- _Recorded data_
== == ==

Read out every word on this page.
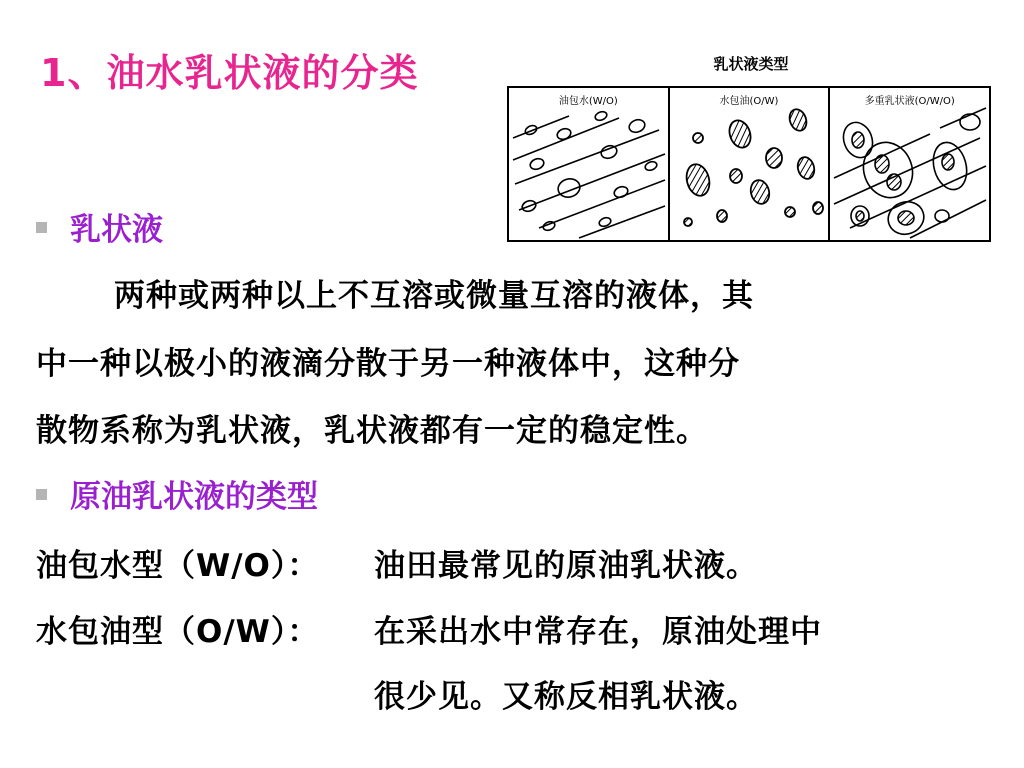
1、油水乳状液的分类	乳状液类型
油包水(W/O)	水包油(O/W)	多重乳状液(O/W/O)
乳状液
两种或两种以上不互溶或微量互溶的液体，其
中一种以极小的液滴分散于另一种液体中，这种分
散物系称为乳状液，乳状液都有一定的稳定性。
原油乳状液的类型
油包水型（W/O）： 油田最常见的原油乳状液。
水包油型（O/W）： 在采出水中常存在，原油处理中
很少见。又称反相乳状液。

== == ==

Copy every record above exactly, leaving out any pictures.

- _SOLUTION BELOW_
Read out every word on this page.
1、油水乳状液的分类	乳状液类型
油包水(W/O)	水包油(O/W)	多重乳状液(O/W/O)
乳状液
两种或两种以上不互溶或微量互溶的液体，其
中一种以极小的液滴分散于另一种液体中，这种分
散物系称为乳状液，乳状液都有一定的稳定性。
原油乳状液的类型
油包水型（W/O）： 油田最常见的原油乳状液。
水包油型（O/W）： 在采出水中常存在，原油处理中
很少见。又称反相乳状液。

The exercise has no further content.